» Exercise
Say how many lines include "pelo", with no words around the number.

Lines of data
--------------------------------
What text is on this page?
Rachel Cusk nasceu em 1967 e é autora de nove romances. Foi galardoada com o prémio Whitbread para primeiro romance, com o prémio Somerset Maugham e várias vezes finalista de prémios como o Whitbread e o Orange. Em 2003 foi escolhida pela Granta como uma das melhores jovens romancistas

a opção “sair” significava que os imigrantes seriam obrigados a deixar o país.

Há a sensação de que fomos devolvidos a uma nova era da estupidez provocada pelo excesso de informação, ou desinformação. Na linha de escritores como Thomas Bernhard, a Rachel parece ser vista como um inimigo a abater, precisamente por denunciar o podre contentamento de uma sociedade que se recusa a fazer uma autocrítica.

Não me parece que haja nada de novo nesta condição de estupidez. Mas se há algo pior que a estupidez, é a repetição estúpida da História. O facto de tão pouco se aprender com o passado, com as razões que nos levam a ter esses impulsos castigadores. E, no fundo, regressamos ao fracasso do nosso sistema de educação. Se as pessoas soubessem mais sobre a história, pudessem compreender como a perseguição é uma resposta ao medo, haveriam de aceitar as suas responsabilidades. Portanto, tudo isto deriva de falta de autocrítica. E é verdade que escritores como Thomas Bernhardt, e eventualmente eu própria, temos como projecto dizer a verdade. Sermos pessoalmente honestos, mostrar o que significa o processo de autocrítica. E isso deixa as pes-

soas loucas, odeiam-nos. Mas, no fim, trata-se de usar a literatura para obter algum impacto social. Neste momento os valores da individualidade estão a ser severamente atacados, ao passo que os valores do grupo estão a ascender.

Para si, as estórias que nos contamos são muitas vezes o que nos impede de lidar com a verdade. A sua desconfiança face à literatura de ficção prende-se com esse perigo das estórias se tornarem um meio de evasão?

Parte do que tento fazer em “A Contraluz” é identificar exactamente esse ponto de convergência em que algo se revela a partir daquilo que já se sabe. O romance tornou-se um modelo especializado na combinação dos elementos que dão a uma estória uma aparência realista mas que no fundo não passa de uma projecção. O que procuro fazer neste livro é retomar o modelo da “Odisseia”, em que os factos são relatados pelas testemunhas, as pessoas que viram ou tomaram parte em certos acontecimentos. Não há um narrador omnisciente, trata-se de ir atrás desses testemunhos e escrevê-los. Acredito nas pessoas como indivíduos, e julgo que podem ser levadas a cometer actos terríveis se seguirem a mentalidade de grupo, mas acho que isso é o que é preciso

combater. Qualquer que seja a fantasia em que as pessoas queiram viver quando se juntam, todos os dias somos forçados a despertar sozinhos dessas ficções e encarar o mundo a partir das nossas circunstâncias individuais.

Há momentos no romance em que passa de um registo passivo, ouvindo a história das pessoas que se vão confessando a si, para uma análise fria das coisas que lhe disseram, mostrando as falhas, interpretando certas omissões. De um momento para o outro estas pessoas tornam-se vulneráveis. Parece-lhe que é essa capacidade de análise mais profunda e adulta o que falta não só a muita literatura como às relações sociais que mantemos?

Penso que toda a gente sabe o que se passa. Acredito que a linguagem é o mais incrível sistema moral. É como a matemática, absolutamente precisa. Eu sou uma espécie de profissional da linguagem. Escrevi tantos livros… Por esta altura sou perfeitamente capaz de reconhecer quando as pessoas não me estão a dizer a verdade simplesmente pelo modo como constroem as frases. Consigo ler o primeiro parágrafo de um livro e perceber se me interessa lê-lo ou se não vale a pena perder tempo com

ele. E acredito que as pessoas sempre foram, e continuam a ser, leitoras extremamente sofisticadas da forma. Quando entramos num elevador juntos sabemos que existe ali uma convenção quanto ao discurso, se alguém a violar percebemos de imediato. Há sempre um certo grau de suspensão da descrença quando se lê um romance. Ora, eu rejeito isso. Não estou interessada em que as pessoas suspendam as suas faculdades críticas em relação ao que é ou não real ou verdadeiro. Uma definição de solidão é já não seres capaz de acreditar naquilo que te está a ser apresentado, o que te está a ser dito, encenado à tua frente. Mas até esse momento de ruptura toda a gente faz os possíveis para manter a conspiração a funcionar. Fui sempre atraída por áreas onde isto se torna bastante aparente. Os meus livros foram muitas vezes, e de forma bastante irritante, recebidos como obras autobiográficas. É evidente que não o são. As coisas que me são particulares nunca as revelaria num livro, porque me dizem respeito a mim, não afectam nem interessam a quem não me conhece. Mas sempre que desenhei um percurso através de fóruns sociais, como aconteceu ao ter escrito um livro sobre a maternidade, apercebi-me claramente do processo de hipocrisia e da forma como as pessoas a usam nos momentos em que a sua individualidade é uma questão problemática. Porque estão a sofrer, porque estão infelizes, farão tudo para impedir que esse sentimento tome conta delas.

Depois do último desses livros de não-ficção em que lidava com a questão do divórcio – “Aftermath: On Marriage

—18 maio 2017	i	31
--------------------------------
» Response to this exercise
2